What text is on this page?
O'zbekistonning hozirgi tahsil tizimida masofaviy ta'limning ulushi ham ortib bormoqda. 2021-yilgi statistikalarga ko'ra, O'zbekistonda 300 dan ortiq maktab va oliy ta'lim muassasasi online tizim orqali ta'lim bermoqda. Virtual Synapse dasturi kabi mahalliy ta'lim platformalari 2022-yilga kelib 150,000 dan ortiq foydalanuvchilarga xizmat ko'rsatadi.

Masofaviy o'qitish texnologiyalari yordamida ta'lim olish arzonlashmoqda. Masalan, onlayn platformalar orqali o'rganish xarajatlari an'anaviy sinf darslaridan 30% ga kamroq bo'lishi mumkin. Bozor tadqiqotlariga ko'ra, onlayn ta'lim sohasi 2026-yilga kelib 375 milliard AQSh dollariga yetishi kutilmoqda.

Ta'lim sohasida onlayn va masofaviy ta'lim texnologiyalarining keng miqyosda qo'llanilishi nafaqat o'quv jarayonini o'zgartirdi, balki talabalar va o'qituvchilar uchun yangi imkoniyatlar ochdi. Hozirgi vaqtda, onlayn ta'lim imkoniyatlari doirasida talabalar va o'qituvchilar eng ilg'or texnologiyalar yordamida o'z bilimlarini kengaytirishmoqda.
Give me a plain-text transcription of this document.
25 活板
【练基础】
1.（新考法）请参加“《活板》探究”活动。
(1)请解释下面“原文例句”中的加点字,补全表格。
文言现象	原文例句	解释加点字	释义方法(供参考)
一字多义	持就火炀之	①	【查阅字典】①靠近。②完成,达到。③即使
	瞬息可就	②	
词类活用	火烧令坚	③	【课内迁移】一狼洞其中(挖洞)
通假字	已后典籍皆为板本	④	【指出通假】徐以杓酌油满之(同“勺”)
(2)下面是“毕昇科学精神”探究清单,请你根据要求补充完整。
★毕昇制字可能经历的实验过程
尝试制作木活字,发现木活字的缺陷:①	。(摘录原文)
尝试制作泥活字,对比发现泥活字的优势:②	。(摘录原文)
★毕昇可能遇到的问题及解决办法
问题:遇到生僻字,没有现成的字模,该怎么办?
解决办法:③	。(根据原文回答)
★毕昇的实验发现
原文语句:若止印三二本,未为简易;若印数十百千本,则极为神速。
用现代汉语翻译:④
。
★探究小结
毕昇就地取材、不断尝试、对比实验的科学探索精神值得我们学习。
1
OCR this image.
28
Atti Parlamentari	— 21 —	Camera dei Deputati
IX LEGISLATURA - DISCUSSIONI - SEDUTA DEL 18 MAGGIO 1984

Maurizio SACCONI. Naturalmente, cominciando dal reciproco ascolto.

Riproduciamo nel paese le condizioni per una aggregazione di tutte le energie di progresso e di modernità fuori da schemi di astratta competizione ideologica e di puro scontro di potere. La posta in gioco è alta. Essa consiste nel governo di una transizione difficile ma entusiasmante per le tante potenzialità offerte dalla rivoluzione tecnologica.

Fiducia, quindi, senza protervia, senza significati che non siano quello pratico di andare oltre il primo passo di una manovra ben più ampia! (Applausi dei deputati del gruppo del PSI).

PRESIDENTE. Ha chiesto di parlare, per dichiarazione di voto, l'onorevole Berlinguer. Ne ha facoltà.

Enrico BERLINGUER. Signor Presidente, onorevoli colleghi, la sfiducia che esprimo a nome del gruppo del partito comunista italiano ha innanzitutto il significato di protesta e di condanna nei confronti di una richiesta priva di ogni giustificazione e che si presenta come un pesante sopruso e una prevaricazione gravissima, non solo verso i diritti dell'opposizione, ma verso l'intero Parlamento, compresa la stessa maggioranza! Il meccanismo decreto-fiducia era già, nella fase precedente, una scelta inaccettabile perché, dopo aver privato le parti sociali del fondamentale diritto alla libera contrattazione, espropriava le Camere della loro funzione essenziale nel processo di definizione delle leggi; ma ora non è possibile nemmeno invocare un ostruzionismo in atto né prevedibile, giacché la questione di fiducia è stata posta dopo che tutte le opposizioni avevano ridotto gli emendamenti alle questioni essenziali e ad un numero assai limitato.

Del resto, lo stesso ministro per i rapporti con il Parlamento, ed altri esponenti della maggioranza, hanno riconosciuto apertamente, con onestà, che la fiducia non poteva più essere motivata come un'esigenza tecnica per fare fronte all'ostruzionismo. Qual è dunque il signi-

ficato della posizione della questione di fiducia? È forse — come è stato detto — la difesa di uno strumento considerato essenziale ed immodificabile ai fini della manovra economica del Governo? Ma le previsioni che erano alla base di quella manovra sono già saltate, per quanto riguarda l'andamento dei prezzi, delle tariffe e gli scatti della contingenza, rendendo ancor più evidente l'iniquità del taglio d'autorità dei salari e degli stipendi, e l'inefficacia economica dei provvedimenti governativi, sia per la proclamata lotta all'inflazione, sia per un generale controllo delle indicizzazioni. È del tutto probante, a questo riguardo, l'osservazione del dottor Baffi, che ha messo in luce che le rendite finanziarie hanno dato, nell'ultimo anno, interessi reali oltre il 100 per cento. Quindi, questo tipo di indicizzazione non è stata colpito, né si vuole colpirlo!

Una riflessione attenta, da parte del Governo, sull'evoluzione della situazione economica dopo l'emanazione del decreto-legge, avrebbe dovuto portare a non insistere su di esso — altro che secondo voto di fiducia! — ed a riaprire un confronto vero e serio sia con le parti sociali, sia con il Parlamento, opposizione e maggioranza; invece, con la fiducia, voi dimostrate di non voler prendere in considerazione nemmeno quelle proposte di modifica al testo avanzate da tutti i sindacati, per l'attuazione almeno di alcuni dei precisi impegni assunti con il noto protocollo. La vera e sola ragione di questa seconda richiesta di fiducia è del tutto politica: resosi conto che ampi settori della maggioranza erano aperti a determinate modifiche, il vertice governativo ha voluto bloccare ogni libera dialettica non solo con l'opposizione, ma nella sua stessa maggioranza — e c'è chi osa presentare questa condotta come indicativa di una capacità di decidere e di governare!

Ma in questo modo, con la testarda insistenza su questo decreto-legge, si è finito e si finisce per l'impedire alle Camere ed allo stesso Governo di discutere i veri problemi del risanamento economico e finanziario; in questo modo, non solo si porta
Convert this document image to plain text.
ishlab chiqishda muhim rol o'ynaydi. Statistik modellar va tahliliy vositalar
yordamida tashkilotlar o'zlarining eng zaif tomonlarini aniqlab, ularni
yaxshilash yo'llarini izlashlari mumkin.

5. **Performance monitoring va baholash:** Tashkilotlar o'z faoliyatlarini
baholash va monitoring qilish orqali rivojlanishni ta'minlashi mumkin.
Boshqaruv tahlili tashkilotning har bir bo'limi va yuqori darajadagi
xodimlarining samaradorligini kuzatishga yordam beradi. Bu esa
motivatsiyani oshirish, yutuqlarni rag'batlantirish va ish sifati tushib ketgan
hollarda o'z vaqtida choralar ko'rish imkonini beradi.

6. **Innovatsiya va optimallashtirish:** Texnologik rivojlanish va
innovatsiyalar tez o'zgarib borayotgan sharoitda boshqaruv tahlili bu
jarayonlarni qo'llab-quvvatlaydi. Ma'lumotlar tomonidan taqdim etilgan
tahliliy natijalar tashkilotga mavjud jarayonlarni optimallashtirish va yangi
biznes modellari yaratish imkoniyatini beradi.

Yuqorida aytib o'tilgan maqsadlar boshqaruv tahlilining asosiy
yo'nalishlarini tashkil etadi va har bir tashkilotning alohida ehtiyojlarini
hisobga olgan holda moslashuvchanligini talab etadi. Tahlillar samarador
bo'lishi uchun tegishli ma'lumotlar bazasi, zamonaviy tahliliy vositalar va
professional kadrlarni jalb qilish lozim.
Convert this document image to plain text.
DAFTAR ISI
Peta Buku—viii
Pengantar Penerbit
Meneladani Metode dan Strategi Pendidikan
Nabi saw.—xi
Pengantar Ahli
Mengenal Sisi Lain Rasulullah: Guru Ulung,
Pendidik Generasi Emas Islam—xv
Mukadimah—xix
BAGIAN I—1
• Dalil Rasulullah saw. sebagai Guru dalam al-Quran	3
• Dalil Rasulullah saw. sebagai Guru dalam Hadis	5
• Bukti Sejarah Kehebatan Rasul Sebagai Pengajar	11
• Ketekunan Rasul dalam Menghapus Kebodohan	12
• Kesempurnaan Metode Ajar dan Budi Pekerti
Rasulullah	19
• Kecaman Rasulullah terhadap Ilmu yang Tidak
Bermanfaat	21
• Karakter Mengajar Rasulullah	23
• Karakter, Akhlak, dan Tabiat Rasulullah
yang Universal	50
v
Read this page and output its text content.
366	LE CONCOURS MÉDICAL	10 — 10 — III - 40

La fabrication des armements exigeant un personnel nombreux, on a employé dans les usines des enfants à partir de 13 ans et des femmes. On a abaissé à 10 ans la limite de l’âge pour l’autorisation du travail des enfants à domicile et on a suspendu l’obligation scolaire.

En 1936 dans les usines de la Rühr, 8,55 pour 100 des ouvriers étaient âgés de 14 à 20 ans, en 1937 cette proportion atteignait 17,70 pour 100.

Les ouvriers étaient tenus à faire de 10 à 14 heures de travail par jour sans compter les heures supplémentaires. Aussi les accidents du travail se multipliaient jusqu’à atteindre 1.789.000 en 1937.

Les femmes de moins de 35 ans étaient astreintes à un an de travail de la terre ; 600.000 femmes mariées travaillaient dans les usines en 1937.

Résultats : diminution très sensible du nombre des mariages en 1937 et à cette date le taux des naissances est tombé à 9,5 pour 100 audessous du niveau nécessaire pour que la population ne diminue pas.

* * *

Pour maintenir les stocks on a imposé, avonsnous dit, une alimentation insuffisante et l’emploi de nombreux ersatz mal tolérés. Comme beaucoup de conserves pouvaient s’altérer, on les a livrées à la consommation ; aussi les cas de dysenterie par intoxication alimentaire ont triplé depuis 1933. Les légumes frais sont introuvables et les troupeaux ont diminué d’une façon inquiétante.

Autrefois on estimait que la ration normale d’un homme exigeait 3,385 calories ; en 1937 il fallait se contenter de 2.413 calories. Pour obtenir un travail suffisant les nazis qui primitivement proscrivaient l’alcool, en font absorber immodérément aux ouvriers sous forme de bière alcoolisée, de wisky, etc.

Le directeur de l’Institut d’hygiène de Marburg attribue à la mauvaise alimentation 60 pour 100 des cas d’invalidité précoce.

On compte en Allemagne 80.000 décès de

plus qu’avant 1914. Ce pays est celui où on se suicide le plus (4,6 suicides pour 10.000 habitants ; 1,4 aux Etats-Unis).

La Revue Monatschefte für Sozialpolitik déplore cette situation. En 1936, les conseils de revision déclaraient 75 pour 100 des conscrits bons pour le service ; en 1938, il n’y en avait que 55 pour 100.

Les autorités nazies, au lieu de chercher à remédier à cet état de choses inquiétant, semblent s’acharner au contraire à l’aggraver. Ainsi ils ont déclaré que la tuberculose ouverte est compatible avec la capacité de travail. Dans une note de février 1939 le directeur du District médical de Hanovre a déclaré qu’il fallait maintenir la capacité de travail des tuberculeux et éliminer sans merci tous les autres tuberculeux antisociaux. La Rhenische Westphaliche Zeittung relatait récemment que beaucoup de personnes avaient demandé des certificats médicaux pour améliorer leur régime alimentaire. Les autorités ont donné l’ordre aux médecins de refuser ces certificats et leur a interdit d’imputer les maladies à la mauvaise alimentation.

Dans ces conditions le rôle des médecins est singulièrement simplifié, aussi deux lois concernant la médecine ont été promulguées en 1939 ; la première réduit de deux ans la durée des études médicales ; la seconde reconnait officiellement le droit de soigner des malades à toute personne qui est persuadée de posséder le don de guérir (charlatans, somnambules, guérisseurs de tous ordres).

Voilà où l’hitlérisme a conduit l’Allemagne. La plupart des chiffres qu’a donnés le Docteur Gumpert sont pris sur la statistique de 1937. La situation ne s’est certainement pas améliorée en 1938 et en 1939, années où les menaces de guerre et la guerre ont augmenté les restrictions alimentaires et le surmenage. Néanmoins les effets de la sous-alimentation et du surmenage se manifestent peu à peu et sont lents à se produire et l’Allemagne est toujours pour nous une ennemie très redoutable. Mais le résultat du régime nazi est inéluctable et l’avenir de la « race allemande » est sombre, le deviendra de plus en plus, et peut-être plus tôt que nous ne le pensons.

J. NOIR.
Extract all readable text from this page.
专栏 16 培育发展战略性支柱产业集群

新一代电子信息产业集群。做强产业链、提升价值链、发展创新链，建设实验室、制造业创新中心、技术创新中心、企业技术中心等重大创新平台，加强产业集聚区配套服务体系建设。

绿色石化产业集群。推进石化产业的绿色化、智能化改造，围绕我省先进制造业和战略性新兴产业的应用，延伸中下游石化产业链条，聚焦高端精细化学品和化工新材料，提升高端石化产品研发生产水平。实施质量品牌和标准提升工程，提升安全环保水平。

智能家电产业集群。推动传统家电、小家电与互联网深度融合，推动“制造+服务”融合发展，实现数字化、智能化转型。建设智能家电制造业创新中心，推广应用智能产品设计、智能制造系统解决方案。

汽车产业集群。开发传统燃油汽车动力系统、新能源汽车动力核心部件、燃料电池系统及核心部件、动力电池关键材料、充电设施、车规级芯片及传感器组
______
▶ [EXERCISE BRIEF]
Count how many lines of the data include the word "jarayonlarni". Your reply should be that number alone.

▶ [EXPECTED ANSWER]
2